Aim of the exercise →
Restate the records that follow word for word; no pictures should appear.

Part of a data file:

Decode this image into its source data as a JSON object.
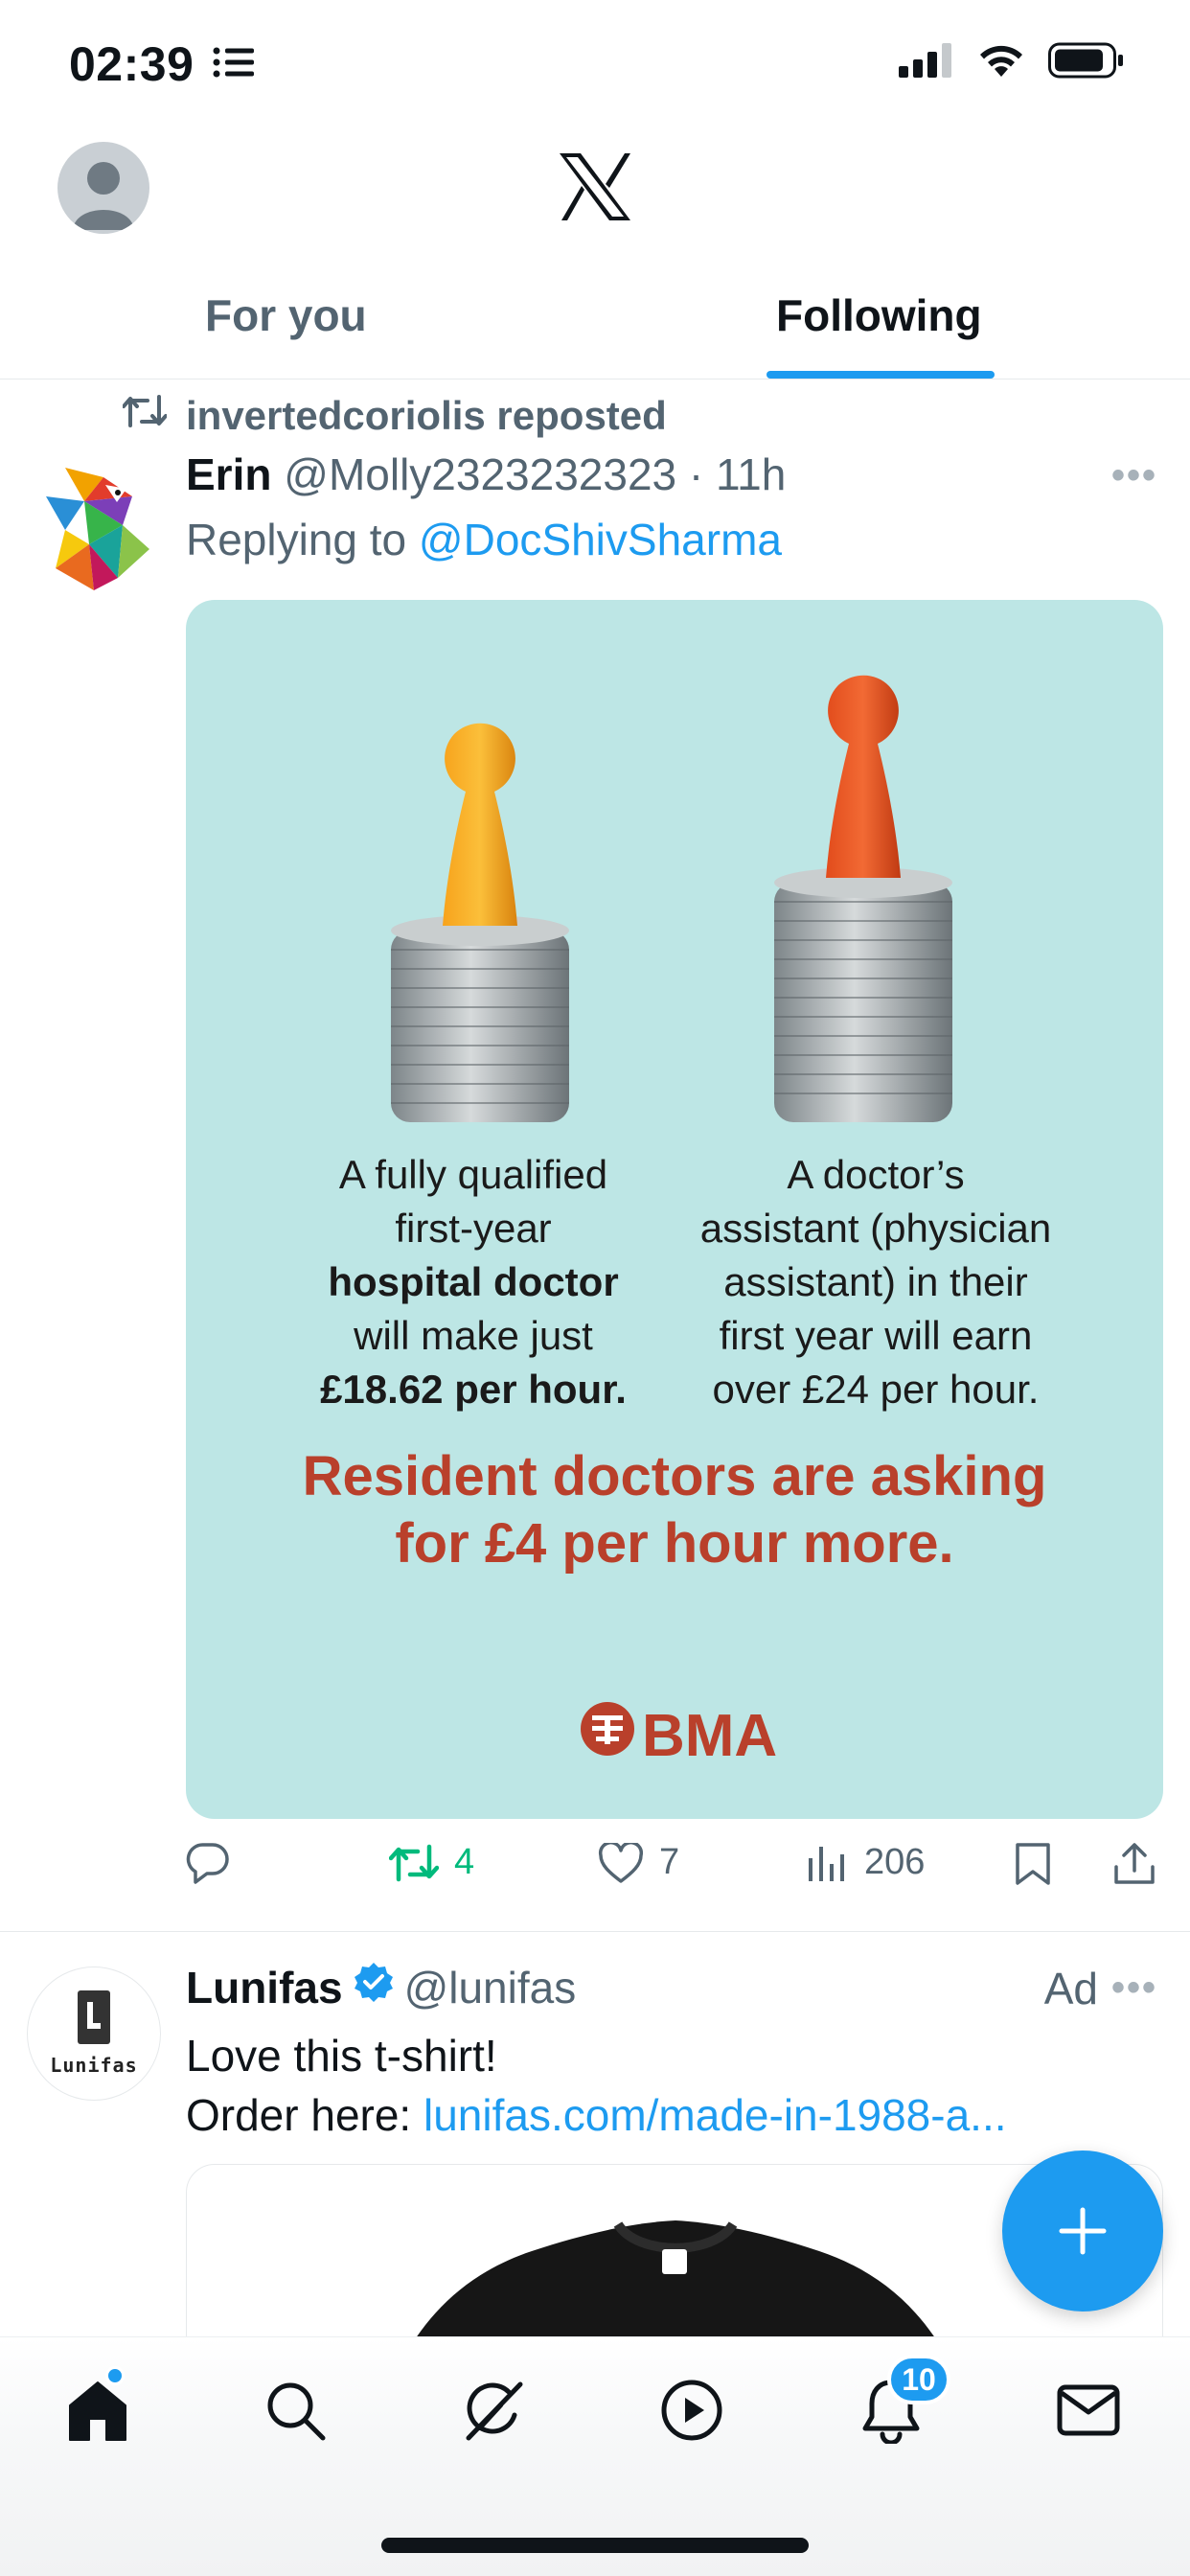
{
  "status_bar": {
    "time": "02:39"
  },
  "tabs": {
    "for_you": "For you",
    "following": "Following"
  },
  "tweet1": {
    "repost_text": "invertedcoriolis reposted",
    "name": "Erin",
    "handle_time": "@Molly2323232323 · 11h",
    "replying_prefix": "Replying to",
    "replying_mention": "@DocShivSharma",
    "image": {
      "left_text": [
        "A fully qualified",
        "first-year",
        "hospital doctor",
        "will make just",
        "£18.62 per hour."
      ],
      "right_text": [
        "A doctor’s",
        "assistant (physician",
        "assistant) in their",
        "first year will earn",
        "over £24 per hour."
      ],
      "headline_line1": "Resident doctors are asking",
      "headline_line2": "for £4 per hour more.",
      "brand": "BMA"
    },
    "actions": {
      "retweets": "4",
      "likes": "7",
      "views": "206"
    }
  },
  "tweet2": {
    "name": "Lunifas",
    "handle": "@lunifas",
    "ad_label": "Ad",
    "avatar_word": "Lunifas",
    "body_line1": "Love this t-shirt!",
    "body_prefix": "Order here:",
    "body_link": "lunifas.com/made-in-1988-a..."
  },
  "bottom_nav": {
    "notifications_badge": "10"
  },
  "colors": {
    "accent": "#1d9bf0",
    "retweet_green": "#00ba7c",
    "image_bg": "#bde6e5",
    "image_red": "#b9402b"
  }
}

Task answer →
Decode this image into its source data as a JSON object.
{
  "status_bar": {
    "time": "02:39"
  },
  "tabs": {
    "for_you": "For you",
    "following": "Following"
  },
  "tweet1": {
    "repost_text": "invertedcoriolis reposted",
    "name": "Erin",
    "handle_time": "@Molly2323232323 · 11h",
    "replying_prefix": "Replying to",
    "replying_mention": "@DocShivSharma",
    "image": {
      "left_text": [
        "A fully qualified",
        "first-year",
        "hospital doctor",
        "will make just",
        "£18.62 per hour."
      ],
      "right_text": [
        "A doctor’s",
        "assistant (physician",
        "assistant) in their",
        "first year will earn",
        "over £24 per hour."
      ],
      "headline_line1": "Resident doctors are asking",
      "headline_line2": "for £4 per hour more.",
      "brand": "BMA"
    },
    "actions": {
      "retweets": "4",
      "likes": "7",
      "views": "206"
    }
  },
  "tweet2": {
    "name": "Lunifas",
    "handle": "@lunifas",
    "ad_label": "Ad",
    "avatar_word": "Lunifas",
    "body_line1": "Love this t-shirt!",
    "body_prefix": "Order here:",
    "body_link": "lunifas.com/made-in-1988-a..."
  },
  "bottom_nav": {
    "notifications_badge": "10"
  },
  "colors": {
    "accent": "#1d9bf0",
    "retweet_green": "#00ba7c",
    "image_bg": "#bde6e5",
    "image_red": "#b9402b"
  }
}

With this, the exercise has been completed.